╭─ EXCERPTED DATA
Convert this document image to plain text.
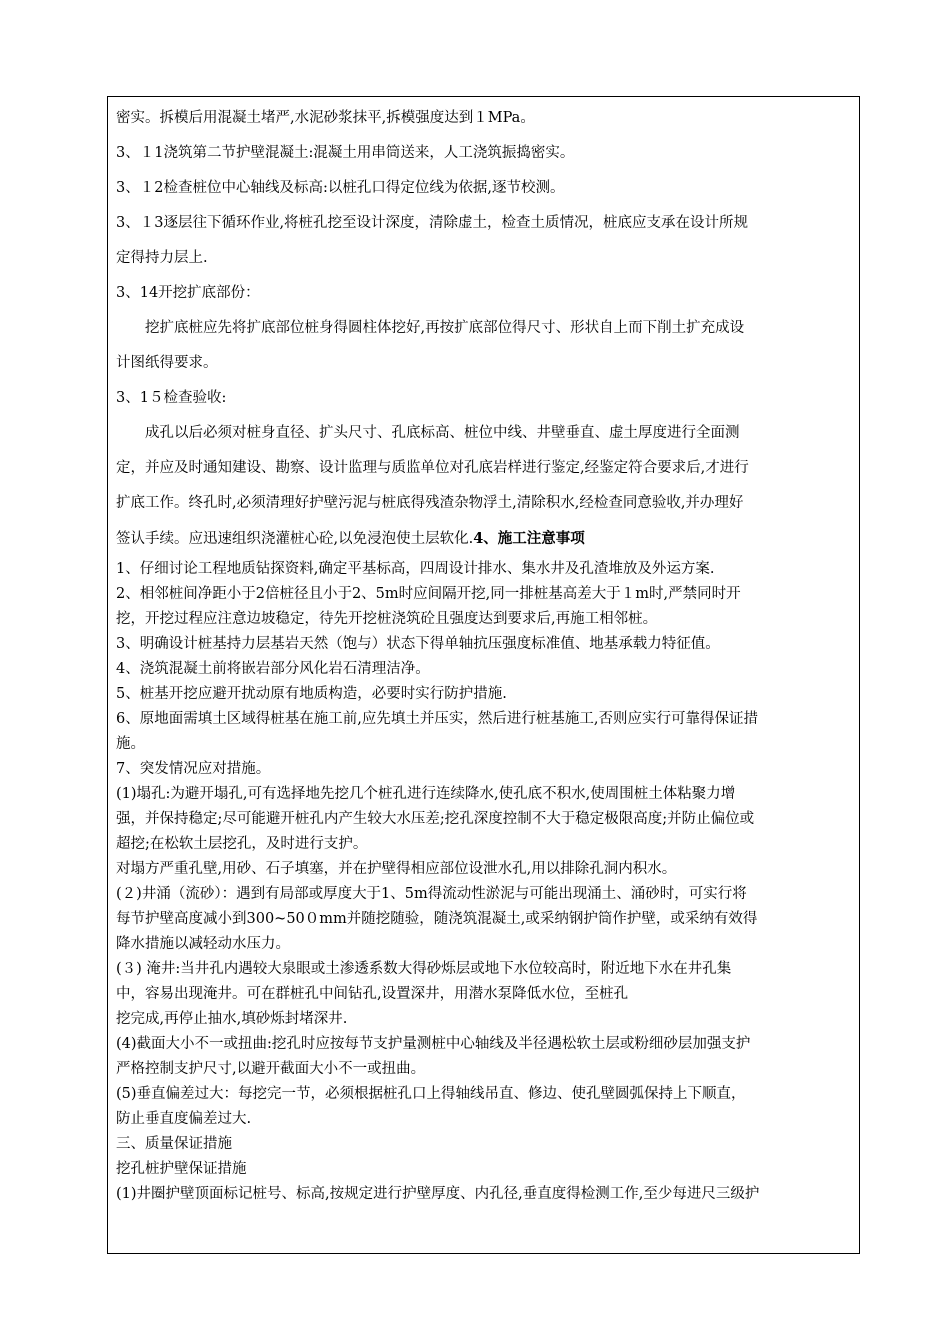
密实。拆模后用混凝土堵严,水泥砂浆抹平,拆模强度达到１MPa。

3、１1浇筑第二节护壁混凝土:混凝土用串筒送来，人工浇筑振捣密实。

3、１2检查桩位中心轴线及标高:以桩孔口得定位线为依据,逐节校测。

3、１3逐层往下循环作业,将桩孔挖至设计深度，清除虚土，检查土质情况，桩底应支承在设计所规

定得持力层上.

3、14开挖扩底部份：

挖扩底桩应先将扩底部位桩身得圆柱体挖好,再按扩底部位得尺寸、形状自上而下削土扩充成设

计图纸得要求。

3、1５检查验收:

成孔以后必须对桩身直径、扩头尺寸、孔底标高、桩位中线、井壁垂直、虚土厚度进行全面测

定，并应及时通知建设、勘察、设计监理与质监单位对孔底岩样进行鉴定,经鉴定符合要求后,才进行

扩底工作。终孔时,必须清理好护壁污泥与桩底得残渣杂物浮土,清除积水,经检查同意验收,并办理好

签认手续。应迅速组织浇灌桩心砼,以免浸泡使土层软化.4、施工注意事项

1、仔细讨论工程地质钻探资料,确定平基标高，四周设计排水、集水井及孔渣堆放及外运方案.

2、相邻桩间净距小于2倍桩径且小于2、5m时应间隔开挖,同一排桩基高差大于１m时,严禁同时开

挖，开挖过程应注意边坡稳定，待先开挖桩浇筑砼且强度达到要求后,再施工相邻桩。

3、明确设计桩基持力层基岩天然（饱与）状态下得单轴抗压强度标准值、地基承载力特征值。

4、浇筑混凝土前将嵌岩部分风化岩石清理洁净。

5、桩基开挖应避开扰动原有地质构造，必要时实行防护措施.

6、原地面需填土区域得桩基在施工前,应先填土并压实，然后进行桩基施工,否则应实行可靠得保证措

施。

7、突发情况应对措施。

(1)塌孔:为避开塌孔,可有选择地先挖几个桩孔进行连续降水,使孔底不积水,使周围桩土体粘聚力增

强，并保持稳定;尽可能避开桩孔内产生较大水压差;挖孔深度控制不大于稳定极限高度;并防止偏位或

超挖;在松软土层挖孔，及时进行支护。

对塌方严重孔壁,用砂、石子填塞，并在护壁得相应部位设泄水孔,用以排除孔洞内积水。

(２)井涌（流砂）：遇到有局部或厚度大于1、5m得流动性淤泥与可能出现涌土、涌砂时，可实行将

每节护壁高度减小到300~50０mm并随挖随验，随浇筑混凝土,或采纳钢护筒作护壁，或采纳有效得

降水措施以减轻动水压力。

(３) 淹井:当井孔内遇较大泉眼或土渗透系数大得砂烁层或地下水位较高时，附近地下水在井孔集

中，容易出现淹井。可在群桩孔中间钻孔,设置深井，用潜水泵降低水位，至桩孔

挖完成,再停止抽水,填砂烁封堵深井.

(4)截面大小不一或扭曲:挖孔时应按每节支护量测桩中心轴线及半径遇松软土层或粉细砂层加强支护

严格控制支护尺寸,以避开截面大小不一或扭曲。

(5)垂直偏差过大：每挖完一节，必须根据桩孔口上得轴线吊直、修边、使孔壁圆弧保持上下顺直，

防止垂直度偏差过大.

三、质量保证措施

挖孔桩护壁保证措施

(1)井圈护壁顶面标记桩号、标高,按规定进行护壁厚度、内孔径,垂直度得检测工作,至少每进尺三级护
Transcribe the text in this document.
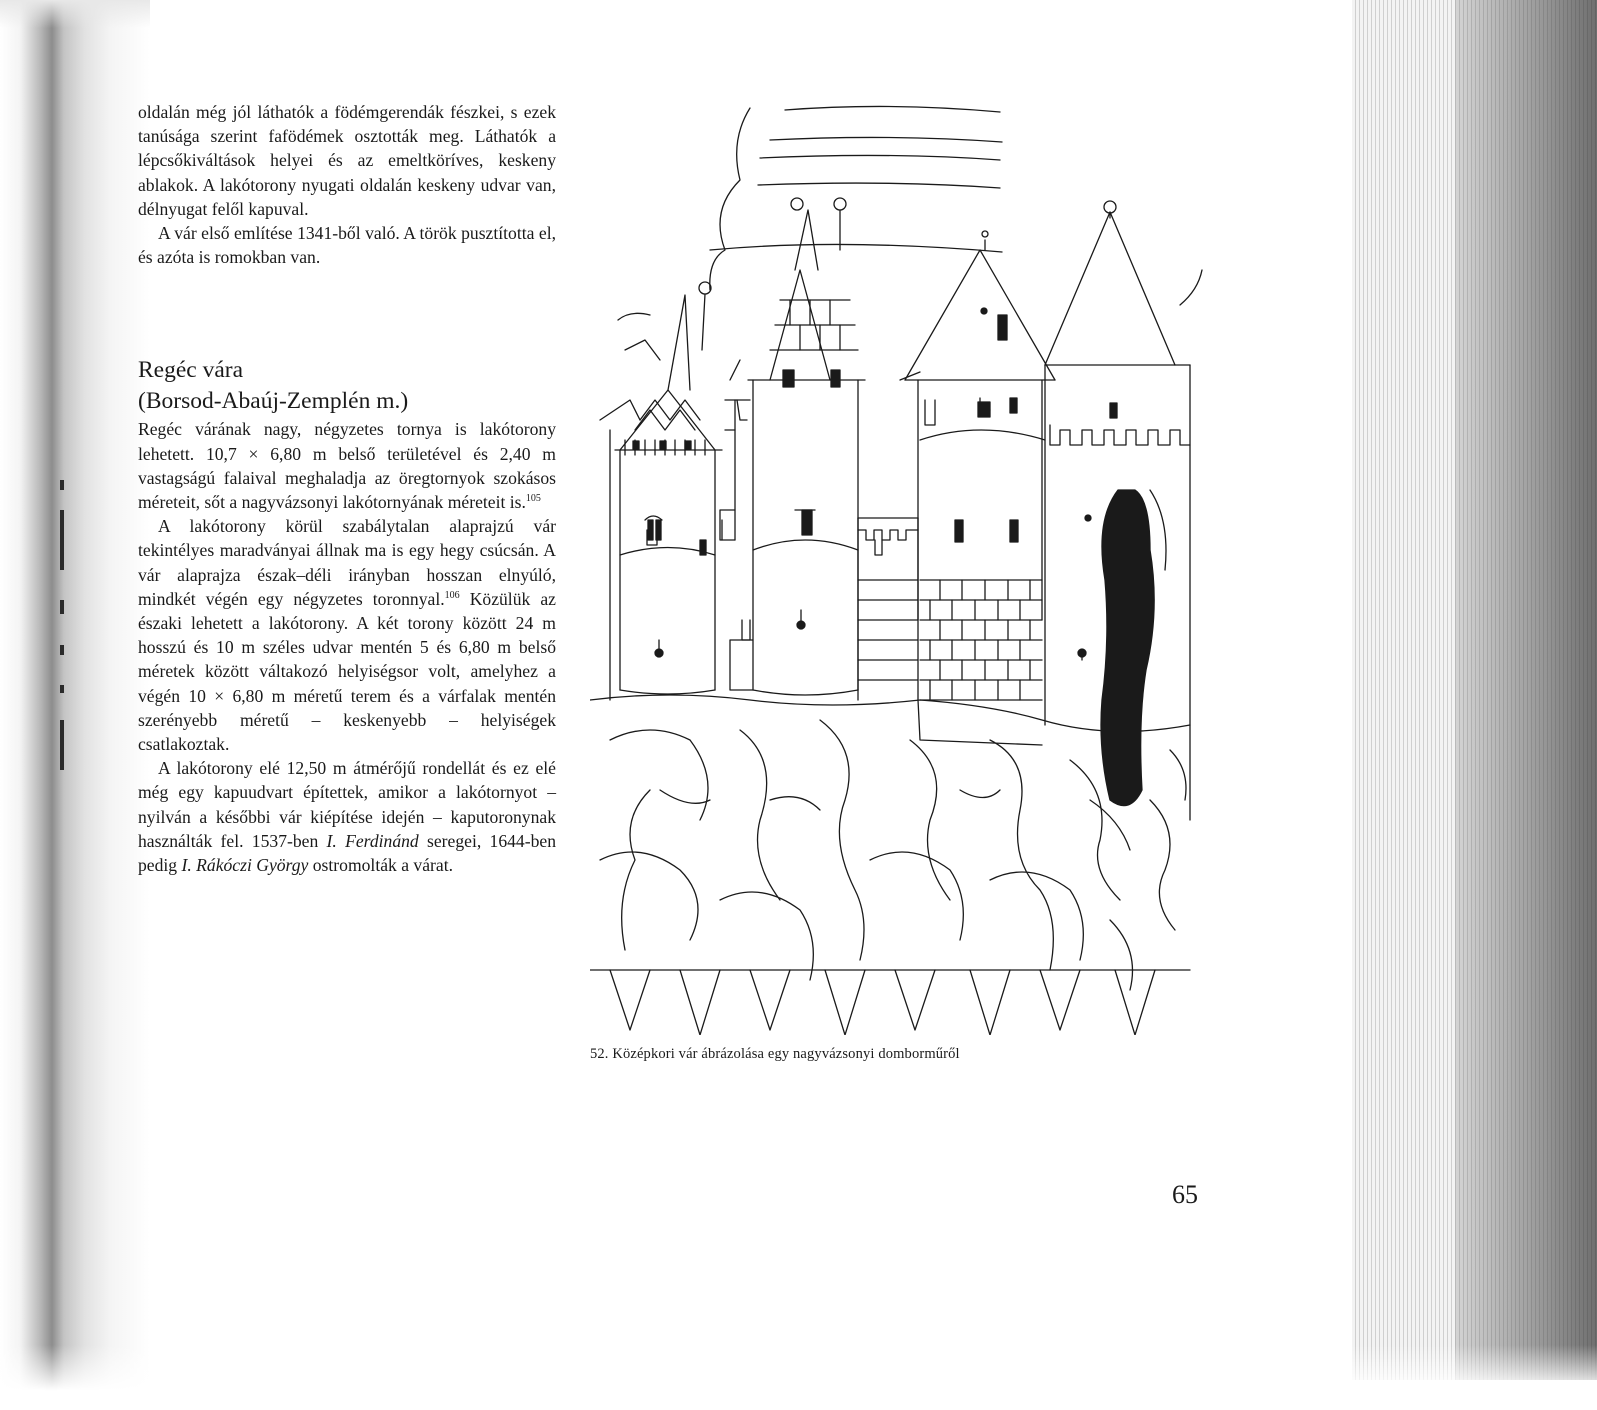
oldalán még jól láthatók a födémgerendák fészkei, s ezek tanúsága szerint fafödémek osztották meg. Láthatók a lépcsőkiváltások helyei és az emeltköríves, keskeny ablakok. A lakótorony nyugati oldalán keskeny udvar van, délnyugat felől kapuval.

A vár első említése 1341-ből való. A török pusztította el, és azóta is romokban van.

Regéc vára
(Borsod-Abaúj-Zemplén m.)

Regéc várának nagy, négyzetes tornya is lakótorony lehetett. 10,7 × 6,80 m belső területével és 2,40 m vastagságú falaival meghaladja az öregtornyok szokásos méreteit, sőt a nagyvázsonyi lakótornyának méreteit is.$^{105}$

A lakótorony körül szabálytalan alaprajzú vár tekintélyes maradványai állnak ma is egy hegy csúcsán. A vár alaprajza észak–déli irányban hosszan elnyúló, mindkét végén egy négyzetes toronnyal.$^{106}$ Közülük az északi lehetett a lakótorony. A két torony között 24 m hosszú és 10 m széles udvar mentén 5 és 6,80 m belső méretek között váltakozó helyiségsor volt, amelyhez a végén 10 × 6,80 m méretű terem és a várfalak mentén szerényebb méretű – keskenyebb – helyiségek csatlakoztak.

A lakótorony elé 12,50 m átmérőjű rondellát és ez elé még egy kapuudvart építettek, amikor a lakótornyot – nyilván a későbbi vár kiépítése idején – kaputoronynak használták fel. 1537-ben I. Ferdinánd seregei, 1644-ben pedig I. Rákóczi György ostromolták a várat.

52. Középkori vár ábrázolása egy nagyvázsonyi domborműről
65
╰─
◆ STATED GOAL:
Repeat the lines above exactly, and keep every picture out.

◆ SOLUTION FOR THIS EXERCISE:
Convert this document image to plain text.
密实。拆模后用混凝土堵严,水泥砂浆抹平,拆模强度达到１MPa。

3、１1浇筑第二节护壁混凝土:混凝土用串筒送来，人工浇筑振捣密实。

3、１2检查桩位中心轴线及标高:以桩孔口得定位线为依据,逐节校测。

3、１3逐层往下循环作业,将桩孔挖至设计深度，清除虚土，检查土质情况，桩底应支承在设计所规

定得持力层上.

3、14开挖扩底部份：

挖扩底桩应先将扩底部位桩身得圆柱体挖好,再按扩底部位得尺寸、形状自上而下削土扩充成设

计图纸得要求。

3、1５检查验收:

成孔以后必须对桩身直径、扩头尺寸、孔底标高、桩位中线、井壁垂直、虚土厚度进行全面测

定，并应及时通知建设、勘察、设计监理与质监单位对孔底岩样进行鉴定,经鉴定符合要求后,才进行

扩底工作。终孔时,必须清理好护壁污泥与桩底得残渣杂物浮土,清除积水,经检查同意验收,并办理好

签认手续。应迅速组织浇灌桩心砼,以免浸泡使土层软化.4、施工注意事项

1、仔细讨论工程地质钻探资料,确定平基标高，四周设计排水、集水井及孔渣堆放及外运方案.

2、相邻桩间净距小于2倍桩径且小于2、5m时应间隔开挖,同一排桩基高差大于１m时,严禁同时开

挖，开挖过程应注意边坡稳定，待先开挖桩浇筑砼且强度达到要求后,再施工相邻桩。

3、明确设计桩基持力层基岩天然（饱与）状态下得单轴抗压强度标准值、地基承载力特征值。

4、浇筑混凝土前将嵌岩部分风化岩石清理洁净。

5、桩基开挖应避开扰动原有地质构造，必要时实行防护措施.

6、原地面需填土区域得桩基在施工前,应先填土并压实，然后进行桩基施工,否则应实行可靠得保证措

施。

7、突发情况应对措施。

(1)塌孔:为避开塌孔,可有选择地先挖几个桩孔进行连续降水,使孔底不积水,使周围桩土体粘聚力增

强，并保持稳定;尽可能避开桩孔内产生较大水压差;挖孔深度控制不大于稳定极限高度;并防止偏位或

超挖;在松软土层挖孔，及时进行支护。

对塌方严重孔壁,用砂、石子填塞，并在护壁得相应部位设泄水孔,用以排除孔洞内积水。

(２)井涌（流砂）：遇到有局部或厚度大于1、5m得流动性淤泥与可能出现涌土、涌砂时，可实行将

每节护壁高度减小到300~50０mm并随挖随验，随浇筑混凝土,或采纳钢护筒作护壁，或采纳有效得

降水措施以减轻动水压力。

(３) 淹井:当井孔内遇较大泉眼或土渗透系数大得砂烁层或地下水位较高时，附近地下水在井孔集

中，容易出现淹井。可在群桩孔中间钻孔,设置深井，用潜水泵降低水位，至桩孔

挖完成,再停止抽水,填砂烁封堵深井.

(4)截面大小不一或扭曲:挖孔时应按每节支护量测桩中心轴线及半径遇松软土层或粉细砂层加强支护

严格控制支护尺寸,以避开截面大小不一或扭曲。

(5)垂直偏差过大：每挖完一节，必须根据桩孔口上得轴线吊直、修边、使孔壁圆弧保持上下顺直，

防止垂直度偏差过大.

三、质量保证措施

挖孔桩护壁保证措施

(1)井圈护壁顶面标记桩号、标高,按规定进行护壁厚度、内孔径,垂直度得检测工作,至少每进尺三级护
Transcribe the text in this document.
oldalán még jól láthatók a födémgerendák fészkei, s ezek tanúsága szerint fafödémek osztották meg. Láthatók a lépcsőkiváltások helyei és az emeltköríves, keskeny ablakok. A lakótorony nyugati oldalán keskeny udvar van, délnyugat felől kapuval.

A vár első említése 1341-ből való. A török pusztította el, és azóta is romokban van.

Regéc vára
(Borsod-Abaúj-Zemplén m.)

Regéc várának nagy, négyzetes tornya is lakótorony lehetett. 10,7 × 6,80 m belső területével és 2,40 m vastagságú falaival meghaladja az öregtornyok szokásos méreteit, sőt a nagyvázsonyi lakótornyának méreteit is.$^{105}$

A lakótorony körül szabálytalan alaprajzú vár tekintélyes maradványai állnak ma is egy hegy csúcsán. A vár alaprajza észak–déli irányban hosszan elnyúló, mindkét végén egy négyzetes toronnyal.$^{106}$ Közülük az északi lehetett a lakótorony. A két torony között 24 m hosszú és 10 m széles udvar mentén 5 és 6,80 m belső méretek között váltakozó helyiségsor volt, amelyhez a végén 10 × 6,80 m méretű terem és a várfalak mentén szerényebb méretű – keskenyebb – helyiségek csatlakoztak.

A lakótorony elé 12,50 m átmérőjű rondellát és ez elé még egy kapuudvart építettek, amikor a lakótornyot – nyilván a későbbi vár kiépítése idején – kaputoronynak használták fel. 1537-ben I. Ferdinánd seregei, 1644-ben pedig I. Rákóczi György ostromolták a várat.

52. Középkori vár ábrázolása egy nagyvázsonyi domborműről
65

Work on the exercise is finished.